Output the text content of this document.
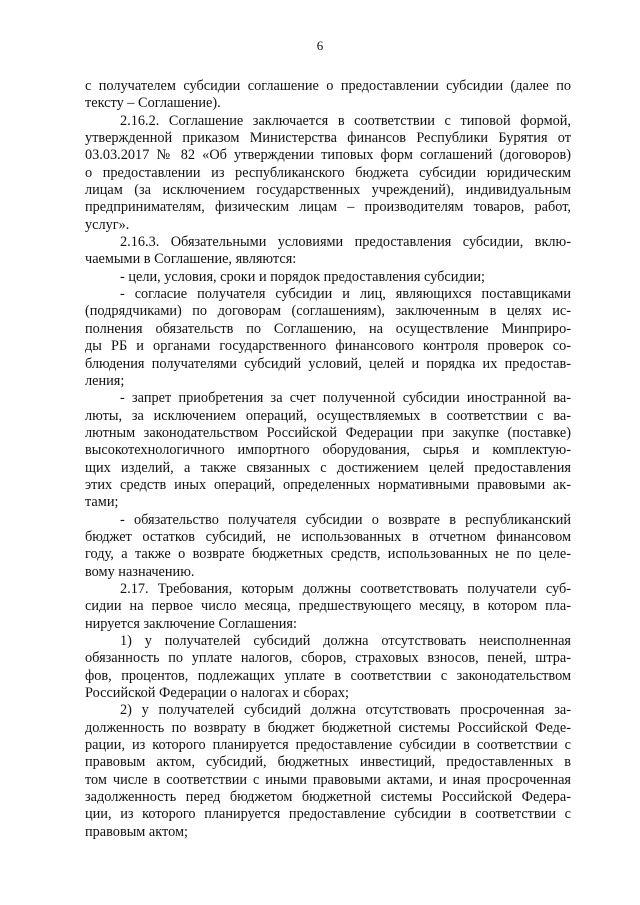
6
с получателем субсидии соглашение о предоставлении субсидии (далее по
тексту – Соглашение).
2.16.2. Соглашение заключается в соответствии с типовой формой,
утвержденной приказом Министерства финансов Республики Бурятия от
03.03.2017 № 82 «Об утверждении типовых форм соглашений (договоров)
о предоставлении из республиканского бюджета субсидии юридическим
лицам (за исключением государственных учреждений), индивидуальным
предпринимателям, физическим лицам – производителям товаров, работ,
услуг».
2.16.3. Обязательными условиями предоставления субсидии, вклю-
чаемыми в Соглашение, являются:
- цели, условия, сроки и порядок предоставления субсидии;
- согласие получателя субсидии и лиц, являющихся поставщиками
(подрядчиками) по договорам (соглашениям), заключенным в целях ис-
полнения обязательств по Соглашению, на осуществление Минприро-
ды РБ и органами государственного финансового контроля проверок со-
блюдения получателями субсидий условий, целей и порядка их предостав-
ления;
- запрет приобретения за счет полученной субсидии иностранной ва-
люты, за исключением операций, осуществляемых в соответствии с ва-
лютным законодательством Российской Федерации при закупке (поставке)
высокотехнологичного импортного оборудования, сырья и комплектую-
щих изделий, а также связанных с достижением целей предоставления
этих средств иных операций, определенных нормативными правовыми ак-
тами;
- обязательство получателя субсидии о возврате в республиканский
бюджет остатков субсидий, не использованных в отчетном финансовом
году, а также о возврате бюджетных средств, использованных не по целе-
вому назначению.
2.17. Требования, которым должны соответствовать получатели суб-
сидии на первое число месяца, предшествующего месяцу, в котором пла-
нируется заключение Соглашения:
1) у получателей субсидий должна отсутствовать неисполненная
обязанность по уплате налогов, сборов, страховых взносов, пеней, штра-
фов, процентов, подлежащих уплате в соответствии с законодательством
Российской Федерации о налогах и сборах;
2) у получателей субсидий должна отсутствовать просроченная за-
долженность по возврату в бюджет бюджетной системы Российской Феде-
рации, из которого планируется предоставление субсидии в соответствии с
правовым актом, субсидий, бюджетных инвестиций, предоставленных в
том числе в соответствии с иными правовыми актами, и иная просроченная
задолженность перед бюджетом бюджетной системы Российской Федера-
ции, из которого планируется предоставление субсидии в соответствии с
правовым актом;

- REQUEST
Transcribe the records above exactly as they appear, leaving out any pictures.

- EXERCISE RESULT
Output the text content of this document.
6
с получателем субсидии соглашение о предоставлении субсидии (далее по
тексту – Соглашение).
2.16.2. Соглашение заключается в соответствии с типовой формой,
утвержденной приказом Министерства финансов Республики Бурятия от
03.03.2017 № 82 «Об утверждении типовых форм соглашений (договоров)
о предоставлении из республиканского бюджета субсидии юридическим
лицам (за исключением государственных учреждений), индивидуальным
предпринимателям, физическим лицам – производителям товаров, работ,
услуг».
2.16.3. Обязательными условиями предоставления субсидии, вклю-
чаемыми в Соглашение, являются:
- цели, условия, сроки и порядок предоставления субсидии;
- согласие получателя субсидии и лиц, являющихся поставщиками
(подрядчиками) по договорам (соглашениям), заключенным в целях ис-
полнения обязательств по Соглашению, на осуществление Минприро-
ды РБ и органами государственного финансового контроля проверок со-
блюдения получателями субсидий условий, целей и порядка их предостав-
ления;
- запрет приобретения за счет полученной субсидии иностранной ва-
люты, за исключением операций, осуществляемых в соответствии с ва-
лютным законодательством Российской Федерации при закупке (поставке)
высокотехнологичного импортного оборудования, сырья и комплектую-
щих изделий, а также связанных с достижением целей предоставления
этих средств иных операций, определенных нормативными правовыми ак-
тами;
- обязательство получателя субсидии о возврате в республиканский
бюджет остатков субсидий, не использованных в отчетном финансовом
году, а также о возврате бюджетных средств, использованных не по целе-
вому назначению.
2.17. Требования, которым должны соответствовать получатели суб-
сидии на первое число месяца, предшествующего месяцу, в котором пла-
нируется заключение Соглашения:
1) у получателей субсидий должна отсутствовать неисполненная
обязанность по уплате налогов, сборов, страховых взносов, пеней, штра-
фов, процентов, подлежащих уплате в соответствии с законодательством
Российской Федерации о налогах и сборах;
2) у получателей субсидий должна отсутствовать просроченная за-
долженность по возврату в бюджет бюджетной системы Российской Феде-
рации, из которого планируется предоставление субсидии в соответствии с
правовым актом, субсидий, бюджетных инвестиций, предоставленных в
том числе в соответствии с иными правовыми актами, и иная просроченная
задолженность перед бюджетом бюджетной системы Российской Федера-
ции, из которого планируется предоставление субсидии в соответствии с
правовым актом;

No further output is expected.